• **PROBLEM DETAILS**
Reproduce verbatim the portion of the entries that runs from the start through the line containing "forward-button[interactable]: →: [116, 69, 134, 90]", including both ends.

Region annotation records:
-----
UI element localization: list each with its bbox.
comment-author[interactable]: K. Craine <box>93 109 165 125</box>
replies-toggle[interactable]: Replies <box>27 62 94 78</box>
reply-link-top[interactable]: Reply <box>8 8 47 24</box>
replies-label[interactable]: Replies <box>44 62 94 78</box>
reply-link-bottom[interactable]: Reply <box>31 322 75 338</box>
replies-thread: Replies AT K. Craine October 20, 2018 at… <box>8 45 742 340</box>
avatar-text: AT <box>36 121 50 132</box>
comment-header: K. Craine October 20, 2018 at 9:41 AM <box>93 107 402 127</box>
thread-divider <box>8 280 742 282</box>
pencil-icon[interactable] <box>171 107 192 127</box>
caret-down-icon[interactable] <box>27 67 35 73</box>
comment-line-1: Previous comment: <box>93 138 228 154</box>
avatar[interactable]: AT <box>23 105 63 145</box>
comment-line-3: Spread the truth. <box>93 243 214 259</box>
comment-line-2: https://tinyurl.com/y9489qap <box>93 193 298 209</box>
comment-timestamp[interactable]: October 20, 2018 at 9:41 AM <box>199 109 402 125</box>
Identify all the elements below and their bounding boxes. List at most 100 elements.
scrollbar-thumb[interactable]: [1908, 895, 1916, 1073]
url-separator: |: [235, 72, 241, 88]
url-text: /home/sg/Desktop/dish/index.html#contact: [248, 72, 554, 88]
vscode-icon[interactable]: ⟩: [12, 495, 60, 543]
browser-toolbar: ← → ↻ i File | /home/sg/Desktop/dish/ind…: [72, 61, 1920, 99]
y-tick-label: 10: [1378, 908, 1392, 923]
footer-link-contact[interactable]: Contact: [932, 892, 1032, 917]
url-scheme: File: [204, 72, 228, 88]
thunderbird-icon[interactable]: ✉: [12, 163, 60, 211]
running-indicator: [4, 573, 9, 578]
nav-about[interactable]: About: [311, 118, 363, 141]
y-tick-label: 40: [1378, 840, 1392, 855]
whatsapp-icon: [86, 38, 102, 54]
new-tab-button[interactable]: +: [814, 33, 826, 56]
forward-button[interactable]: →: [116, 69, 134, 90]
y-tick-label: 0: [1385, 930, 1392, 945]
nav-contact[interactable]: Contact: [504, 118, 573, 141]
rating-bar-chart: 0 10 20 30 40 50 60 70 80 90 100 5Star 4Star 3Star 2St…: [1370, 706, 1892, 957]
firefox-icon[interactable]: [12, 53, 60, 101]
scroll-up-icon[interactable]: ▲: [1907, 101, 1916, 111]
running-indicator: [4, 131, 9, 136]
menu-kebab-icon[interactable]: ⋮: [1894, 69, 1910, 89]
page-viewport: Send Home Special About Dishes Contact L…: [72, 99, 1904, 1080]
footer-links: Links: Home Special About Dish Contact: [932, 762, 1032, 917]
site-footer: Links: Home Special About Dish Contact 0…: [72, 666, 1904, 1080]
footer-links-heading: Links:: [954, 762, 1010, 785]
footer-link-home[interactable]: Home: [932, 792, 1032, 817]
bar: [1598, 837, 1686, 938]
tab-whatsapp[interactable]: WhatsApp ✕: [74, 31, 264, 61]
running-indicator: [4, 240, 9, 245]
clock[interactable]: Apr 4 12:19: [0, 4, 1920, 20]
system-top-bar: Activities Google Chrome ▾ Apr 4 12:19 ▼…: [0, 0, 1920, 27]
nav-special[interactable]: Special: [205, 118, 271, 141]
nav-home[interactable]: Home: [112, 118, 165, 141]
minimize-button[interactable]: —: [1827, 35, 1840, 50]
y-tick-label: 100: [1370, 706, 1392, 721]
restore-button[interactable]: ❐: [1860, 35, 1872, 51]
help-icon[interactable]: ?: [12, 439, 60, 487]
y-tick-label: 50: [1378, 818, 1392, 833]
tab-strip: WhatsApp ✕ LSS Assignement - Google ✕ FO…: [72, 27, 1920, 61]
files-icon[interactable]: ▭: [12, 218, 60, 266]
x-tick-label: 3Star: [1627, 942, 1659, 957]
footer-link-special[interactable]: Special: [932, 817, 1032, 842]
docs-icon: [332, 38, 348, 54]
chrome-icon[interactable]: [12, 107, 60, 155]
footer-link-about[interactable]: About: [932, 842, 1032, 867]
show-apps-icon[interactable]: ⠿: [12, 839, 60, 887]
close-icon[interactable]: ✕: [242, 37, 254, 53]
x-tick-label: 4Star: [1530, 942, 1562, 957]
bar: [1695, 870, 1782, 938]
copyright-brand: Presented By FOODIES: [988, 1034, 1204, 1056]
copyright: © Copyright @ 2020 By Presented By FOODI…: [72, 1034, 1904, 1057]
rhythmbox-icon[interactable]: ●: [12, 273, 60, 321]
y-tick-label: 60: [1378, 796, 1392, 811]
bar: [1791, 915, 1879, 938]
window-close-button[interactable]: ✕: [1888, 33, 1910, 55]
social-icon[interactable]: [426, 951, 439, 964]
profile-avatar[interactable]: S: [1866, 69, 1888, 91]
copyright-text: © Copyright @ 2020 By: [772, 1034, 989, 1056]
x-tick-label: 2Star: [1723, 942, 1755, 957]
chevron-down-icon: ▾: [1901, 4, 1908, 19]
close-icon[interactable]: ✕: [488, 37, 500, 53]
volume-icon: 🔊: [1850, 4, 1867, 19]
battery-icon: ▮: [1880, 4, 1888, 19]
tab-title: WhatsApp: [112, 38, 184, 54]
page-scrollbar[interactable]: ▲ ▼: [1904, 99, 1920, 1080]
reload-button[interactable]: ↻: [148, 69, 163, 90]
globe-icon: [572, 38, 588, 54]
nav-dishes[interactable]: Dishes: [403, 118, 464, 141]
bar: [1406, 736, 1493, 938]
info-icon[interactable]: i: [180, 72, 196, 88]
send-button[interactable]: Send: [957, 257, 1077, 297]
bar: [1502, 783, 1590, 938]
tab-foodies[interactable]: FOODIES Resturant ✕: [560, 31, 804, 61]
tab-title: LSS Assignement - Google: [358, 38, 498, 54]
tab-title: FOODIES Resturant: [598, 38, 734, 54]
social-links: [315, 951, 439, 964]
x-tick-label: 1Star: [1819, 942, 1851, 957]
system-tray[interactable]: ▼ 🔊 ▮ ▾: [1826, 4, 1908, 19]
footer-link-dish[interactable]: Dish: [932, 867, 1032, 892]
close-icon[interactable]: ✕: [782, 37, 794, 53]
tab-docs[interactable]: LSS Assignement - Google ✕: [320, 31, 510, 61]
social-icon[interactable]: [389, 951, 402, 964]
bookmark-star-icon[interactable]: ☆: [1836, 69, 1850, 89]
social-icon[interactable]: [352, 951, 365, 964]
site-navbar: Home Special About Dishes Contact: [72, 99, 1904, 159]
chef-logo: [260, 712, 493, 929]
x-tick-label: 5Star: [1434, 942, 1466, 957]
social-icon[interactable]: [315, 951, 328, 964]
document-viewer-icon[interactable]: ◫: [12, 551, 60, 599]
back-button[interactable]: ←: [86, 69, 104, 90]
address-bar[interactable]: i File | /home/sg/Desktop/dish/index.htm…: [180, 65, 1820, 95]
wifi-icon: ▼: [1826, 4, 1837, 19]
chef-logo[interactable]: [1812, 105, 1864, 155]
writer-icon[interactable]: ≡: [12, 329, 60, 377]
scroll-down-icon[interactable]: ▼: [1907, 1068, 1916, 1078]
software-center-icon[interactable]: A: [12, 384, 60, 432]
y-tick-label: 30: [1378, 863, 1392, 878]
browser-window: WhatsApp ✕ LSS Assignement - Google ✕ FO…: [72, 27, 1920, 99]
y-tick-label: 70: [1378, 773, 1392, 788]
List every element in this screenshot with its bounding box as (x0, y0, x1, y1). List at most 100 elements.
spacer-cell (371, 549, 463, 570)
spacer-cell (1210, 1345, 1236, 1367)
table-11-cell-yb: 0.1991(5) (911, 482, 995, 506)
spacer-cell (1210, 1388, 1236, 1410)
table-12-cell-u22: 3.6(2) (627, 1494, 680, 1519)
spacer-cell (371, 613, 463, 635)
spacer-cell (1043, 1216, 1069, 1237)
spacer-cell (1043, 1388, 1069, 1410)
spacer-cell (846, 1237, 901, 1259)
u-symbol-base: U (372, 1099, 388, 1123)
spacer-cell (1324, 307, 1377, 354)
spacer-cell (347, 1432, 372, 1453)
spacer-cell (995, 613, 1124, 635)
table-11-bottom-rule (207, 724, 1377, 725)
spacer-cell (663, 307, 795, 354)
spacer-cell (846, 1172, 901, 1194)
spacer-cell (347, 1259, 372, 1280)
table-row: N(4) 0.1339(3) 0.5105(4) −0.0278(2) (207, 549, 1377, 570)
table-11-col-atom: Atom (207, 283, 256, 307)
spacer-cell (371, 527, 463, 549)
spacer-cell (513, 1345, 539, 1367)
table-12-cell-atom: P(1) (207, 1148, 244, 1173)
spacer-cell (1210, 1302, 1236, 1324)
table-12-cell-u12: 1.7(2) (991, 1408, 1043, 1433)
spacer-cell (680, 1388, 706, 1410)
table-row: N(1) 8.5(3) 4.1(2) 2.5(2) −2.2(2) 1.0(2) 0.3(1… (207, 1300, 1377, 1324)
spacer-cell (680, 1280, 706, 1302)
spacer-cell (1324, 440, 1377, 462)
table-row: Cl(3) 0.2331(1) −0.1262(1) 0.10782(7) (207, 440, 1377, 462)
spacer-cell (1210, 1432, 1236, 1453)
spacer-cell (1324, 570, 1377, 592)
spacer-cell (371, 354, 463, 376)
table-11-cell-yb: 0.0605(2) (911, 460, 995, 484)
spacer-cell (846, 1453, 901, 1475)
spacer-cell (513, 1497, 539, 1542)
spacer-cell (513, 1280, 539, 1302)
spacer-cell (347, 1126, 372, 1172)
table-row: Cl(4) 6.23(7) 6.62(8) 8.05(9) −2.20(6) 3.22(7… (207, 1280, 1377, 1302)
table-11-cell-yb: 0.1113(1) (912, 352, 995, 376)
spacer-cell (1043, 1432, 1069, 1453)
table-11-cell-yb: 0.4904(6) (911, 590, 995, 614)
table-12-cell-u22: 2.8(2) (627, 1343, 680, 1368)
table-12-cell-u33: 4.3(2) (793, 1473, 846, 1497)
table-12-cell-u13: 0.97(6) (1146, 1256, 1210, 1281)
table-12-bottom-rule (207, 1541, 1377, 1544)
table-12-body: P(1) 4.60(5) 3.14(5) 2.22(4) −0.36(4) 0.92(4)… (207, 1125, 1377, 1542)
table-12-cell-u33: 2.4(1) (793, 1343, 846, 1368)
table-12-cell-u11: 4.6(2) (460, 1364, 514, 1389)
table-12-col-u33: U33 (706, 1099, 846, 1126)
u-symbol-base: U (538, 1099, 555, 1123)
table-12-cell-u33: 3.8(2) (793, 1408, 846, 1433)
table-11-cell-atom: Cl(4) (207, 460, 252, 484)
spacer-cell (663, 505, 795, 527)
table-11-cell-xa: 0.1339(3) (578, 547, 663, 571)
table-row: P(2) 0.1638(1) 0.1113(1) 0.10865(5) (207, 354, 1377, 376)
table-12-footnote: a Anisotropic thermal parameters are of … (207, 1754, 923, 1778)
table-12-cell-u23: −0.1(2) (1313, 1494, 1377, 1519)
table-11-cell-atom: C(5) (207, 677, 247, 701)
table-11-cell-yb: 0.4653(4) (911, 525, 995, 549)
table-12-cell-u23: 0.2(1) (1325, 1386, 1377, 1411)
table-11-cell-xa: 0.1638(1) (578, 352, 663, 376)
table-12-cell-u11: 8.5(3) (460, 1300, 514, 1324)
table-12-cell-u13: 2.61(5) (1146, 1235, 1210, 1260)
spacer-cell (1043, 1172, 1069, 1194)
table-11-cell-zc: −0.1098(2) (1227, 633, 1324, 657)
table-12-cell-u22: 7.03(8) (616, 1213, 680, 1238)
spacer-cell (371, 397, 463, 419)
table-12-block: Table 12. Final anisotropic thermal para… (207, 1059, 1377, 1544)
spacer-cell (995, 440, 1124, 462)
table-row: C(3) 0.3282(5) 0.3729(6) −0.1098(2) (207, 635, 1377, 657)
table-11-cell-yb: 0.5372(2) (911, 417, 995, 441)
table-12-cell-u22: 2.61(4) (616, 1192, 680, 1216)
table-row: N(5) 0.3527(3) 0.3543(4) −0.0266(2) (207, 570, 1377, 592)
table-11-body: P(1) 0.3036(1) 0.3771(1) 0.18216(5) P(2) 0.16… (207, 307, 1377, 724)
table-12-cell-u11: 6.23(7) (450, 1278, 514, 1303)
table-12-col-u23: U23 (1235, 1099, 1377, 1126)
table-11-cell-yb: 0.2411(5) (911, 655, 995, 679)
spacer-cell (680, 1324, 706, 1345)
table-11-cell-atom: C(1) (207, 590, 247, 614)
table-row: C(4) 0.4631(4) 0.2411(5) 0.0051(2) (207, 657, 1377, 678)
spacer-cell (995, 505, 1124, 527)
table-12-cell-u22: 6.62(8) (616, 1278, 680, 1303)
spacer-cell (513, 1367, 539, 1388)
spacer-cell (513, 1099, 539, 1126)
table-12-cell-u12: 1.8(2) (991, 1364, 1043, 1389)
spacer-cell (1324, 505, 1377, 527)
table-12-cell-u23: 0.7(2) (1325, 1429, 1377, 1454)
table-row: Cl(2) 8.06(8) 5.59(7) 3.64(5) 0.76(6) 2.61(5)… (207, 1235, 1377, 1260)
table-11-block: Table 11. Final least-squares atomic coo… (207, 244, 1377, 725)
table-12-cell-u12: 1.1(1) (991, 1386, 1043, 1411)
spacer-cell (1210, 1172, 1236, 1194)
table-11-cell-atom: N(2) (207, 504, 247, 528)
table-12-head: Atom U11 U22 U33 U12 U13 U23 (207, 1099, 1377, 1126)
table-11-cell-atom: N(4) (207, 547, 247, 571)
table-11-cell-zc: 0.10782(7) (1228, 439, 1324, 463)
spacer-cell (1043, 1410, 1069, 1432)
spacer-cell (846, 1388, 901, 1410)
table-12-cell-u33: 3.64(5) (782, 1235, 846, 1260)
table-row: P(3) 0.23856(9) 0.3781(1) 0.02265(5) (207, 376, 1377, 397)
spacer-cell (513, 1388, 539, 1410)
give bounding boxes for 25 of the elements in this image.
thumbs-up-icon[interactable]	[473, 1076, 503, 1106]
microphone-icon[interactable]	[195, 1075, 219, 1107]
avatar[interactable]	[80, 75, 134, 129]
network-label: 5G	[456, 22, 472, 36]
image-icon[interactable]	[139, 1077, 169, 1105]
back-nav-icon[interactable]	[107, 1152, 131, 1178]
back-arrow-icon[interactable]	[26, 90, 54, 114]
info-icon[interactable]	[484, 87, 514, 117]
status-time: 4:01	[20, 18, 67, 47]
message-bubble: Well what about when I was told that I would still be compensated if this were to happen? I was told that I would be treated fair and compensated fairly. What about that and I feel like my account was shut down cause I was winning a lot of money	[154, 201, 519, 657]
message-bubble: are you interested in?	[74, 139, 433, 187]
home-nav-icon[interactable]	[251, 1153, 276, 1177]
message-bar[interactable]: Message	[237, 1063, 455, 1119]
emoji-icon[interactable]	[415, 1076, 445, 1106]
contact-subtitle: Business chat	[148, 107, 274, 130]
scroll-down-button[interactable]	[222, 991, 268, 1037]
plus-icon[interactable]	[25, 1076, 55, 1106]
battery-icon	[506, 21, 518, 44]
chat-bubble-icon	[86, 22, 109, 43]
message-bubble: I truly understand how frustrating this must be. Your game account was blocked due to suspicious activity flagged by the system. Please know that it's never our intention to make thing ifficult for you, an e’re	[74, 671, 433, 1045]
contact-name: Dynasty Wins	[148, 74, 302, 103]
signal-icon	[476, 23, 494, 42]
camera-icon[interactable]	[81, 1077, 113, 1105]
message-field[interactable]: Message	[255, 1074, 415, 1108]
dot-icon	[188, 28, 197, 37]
-----
• **WRITTEN REPLY**
UI element localization: list each with its bbox.
comment-author[interactable]: K. Craine <box>93 109 165 125</box>
replies-toggle[interactable]: Replies <box>27 62 94 78</box>
reply-link-top[interactable]: Reply <box>8 8 47 24</box>
replies-label[interactable]: Replies <box>44 62 94 78</box>
reply-link-bottom[interactable]: Reply <box>31 322 75 338</box>
replies-thread: Replies AT K. Craine October 20, 2018 at… <box>8 45 742 340</box>
avatar-text: AT <box>36 121 50 132</box>
comment-header: K. Craine October 20, 2018 at 9:41 AM <box>93 107 402 127</box>
thread-divider <box>8 280 742 282</box>
pencil-icon[interactable] <box>171 107 192 127</box>
caret-down-icon[interactable] <box>27 67 35 73</box>
comment-line-1: Previous comment: <box>93 138 228 154</box>
avatar[interactable]: AT <box>23 105 63 145</box>
comment-line-3: Spread the truth. <box>93 243 214 259</box>
comment-line-2: https://tinyurl.com/y9489qap <box>93 193 298 209</box>
comment-timestamp[interactable]: October 20, 2018 at 9:41 AM <box>199 109 402 125</box>
Identify all the elements below and their bounding boxes. List at most 100 elements.
scrollbar-thumb[interactable]: [1908, 895, 1916, 1073]
url-separator: |: [235, 72, 241, 88]
url-text: /home/sg/Desktop/dish/index.html#contact: [248, 72, 554, 88]
vscode-icon[interactable]: ⟩: [12, 495, 60, 543]
browser-toolbar: ← → ↻ i File | /home/sg/Desktop/dish/ind…: [72, 61, 1920, 99]
y-tick-label: 10: [1378, 908, 1392, 923]
footer-link-contact[interactable]: Contact: [932, 892, 1032, 917]
url-scheme: File: [204, 72, 228, 88]
thunderbird-icon[interactable]: ✉: [12, 163, 60, 211]
running-indicator: [4, 573, 9, 578]
nav-about[interactable]: About: [311, 118, 363, 141]
y-tick-label: 40: [1378, 840, 1392, 855]
whatsapp-icon: [86, 38, 102, 54]
new-tab-button[interactable]: +: [814, 33, 826, 56]
forward-button[interactable]: →: [116, 69, 134, 90]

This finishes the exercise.